- Exercise description: Are you able to quote each entry exactly as written?
== Extracted records ==
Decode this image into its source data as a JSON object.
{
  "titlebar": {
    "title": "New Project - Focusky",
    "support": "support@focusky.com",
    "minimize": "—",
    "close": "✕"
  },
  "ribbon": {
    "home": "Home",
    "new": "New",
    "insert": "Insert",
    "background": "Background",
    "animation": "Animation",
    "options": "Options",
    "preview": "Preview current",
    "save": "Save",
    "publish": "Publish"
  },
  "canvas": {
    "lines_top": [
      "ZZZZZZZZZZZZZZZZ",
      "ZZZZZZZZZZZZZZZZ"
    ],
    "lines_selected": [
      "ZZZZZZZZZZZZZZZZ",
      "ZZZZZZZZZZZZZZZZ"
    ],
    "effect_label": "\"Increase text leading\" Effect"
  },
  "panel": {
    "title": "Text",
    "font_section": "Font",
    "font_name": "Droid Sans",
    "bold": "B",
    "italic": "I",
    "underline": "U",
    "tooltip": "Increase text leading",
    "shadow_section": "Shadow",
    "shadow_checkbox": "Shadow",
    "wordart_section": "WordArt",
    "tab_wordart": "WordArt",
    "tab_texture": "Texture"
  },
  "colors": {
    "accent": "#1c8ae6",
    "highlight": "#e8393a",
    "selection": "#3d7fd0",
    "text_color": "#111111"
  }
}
===
- Written response:
Decode this image into its source data as a JSON object.
{
  "titlebar": {
    "title": "New Project - Focusky",
    "support": "support@focusky.com",
    "minimize": "—",
    "close": "✕"
  },
  "ribbon": {
    "home": "Home",
    "new": "New",
    "insert": "Insert",
    "background": "Background",
    "animation": "Animation",
    "options": "Options",
    "preview": "Preview current",
    "save": "Save",
    "publish": "Publish"
  },
  "canvas": {
    "lines_top": [
      "ZZZZZZZZZZZZZZZZ",
      "ZZZZZZZZZZZZZZZZ"
    ],
    "lines_selected": [
      "ZZZZZZZZZZZZZZZZ",
      "ZZZZZZZZZZZZZZZZ"
    ],
    "effect_label": "\"Increase text leading\" Effect"
  },
  "panel": {
    "title": "Text",
    "font_section": "Font",
    "font_name": "Droid Sans",
    "bold": "B",
    "italic": "I",
    "underline": "U",
    "tooltip": "Increase text leading",
    "shadow_section": "Shadow",
    "shadow_checkbox": "Shadow",
    "wordart_section": "WordArt",
    "tab_wordart": "WordArt",
    "tab_texture": "Texture"
  },
  "colors": {
    "accent": "#1c8ae6",
    "highlight": "#e8393a",
    "selection": "#3d7fd0",
    "text_color": "#111111"
  }
}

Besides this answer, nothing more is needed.